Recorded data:
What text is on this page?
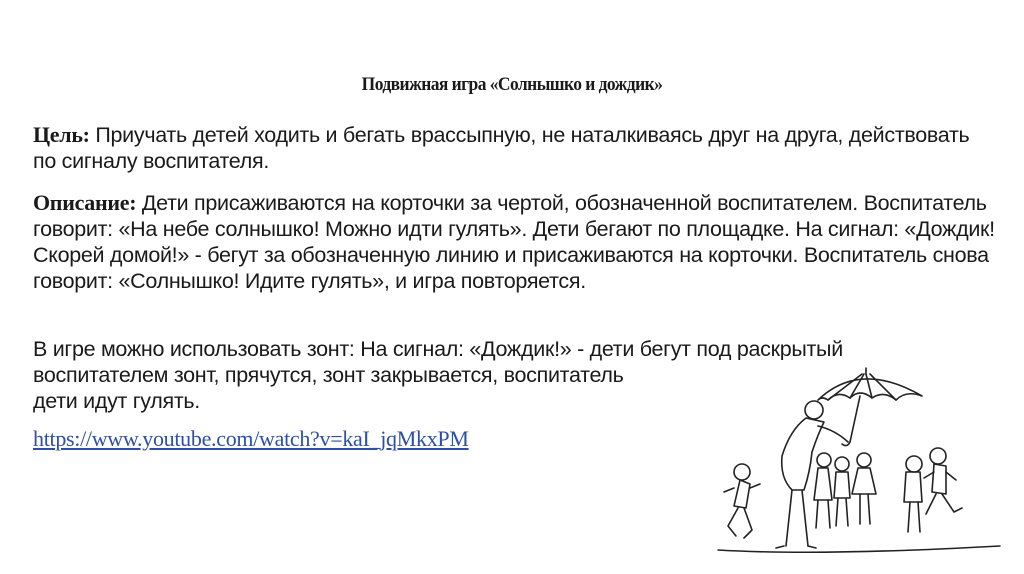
Подвижная игра «Солнышко и дождик»

Цель: Приучать детей ходить и бегать врассыпную, не наталкиваясь друг на друга, действовать по сигналу воспитателя.

Описание: Дети присаживаются на корточки за чертой, обозначенной воспитателем. Воспитатель говорит: «На небе солнышко! Можно идти гулять». Дети бегают по площадке. На сигнал: «Дождик! Скорей домой!» - бегут за обозначенную линию и присаживаются на корточки. Воспитатель снова говорит: «Солнышко! Идите гулять», и игра повторяется.

В игре можно использовать зонт: На сигнал: «Дождик!» - дети бегут под раскрытый воспитателем зонт, прячутся, зонт закрывается, воспитатель
дети идут гулять.

https://www.youtube.com/watch?v=kaI_jqMkxPM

• _Task objective_:
None of the pictures should appear; repeat the records exactly otherwise.

• _Final result_:
What text is on this page?
Подвижная игра «Солнышко и дождик»

Цель: Приучать детей ходить и бегать врассыпную, не наталкиваясь друг на друга, действовать по сигналу воспитателя.

Описание: Дети присаживаются на корточки за чертой, обозначенной воспитателем. Воспитатель говорит: «На небе солнышко! Можно идти гулять». Дети бегают по площадке. На сигнал: «Дождик! Скорей домой!» - бегут за обозначенную линию и присаживаются на корточки. Воспитатель снова говорит: «Солнышко! Идите гулять», и игра повторяется.

В игре можно использовать зонт: На сигнал: «Дождик!» - дети бегут под раскрытый воспитателем зонт, прячутся, зонт закрывается, воспитатель
дети идут гулять.

https://www.youtube.com/watch?v=kaI_jqMkxPM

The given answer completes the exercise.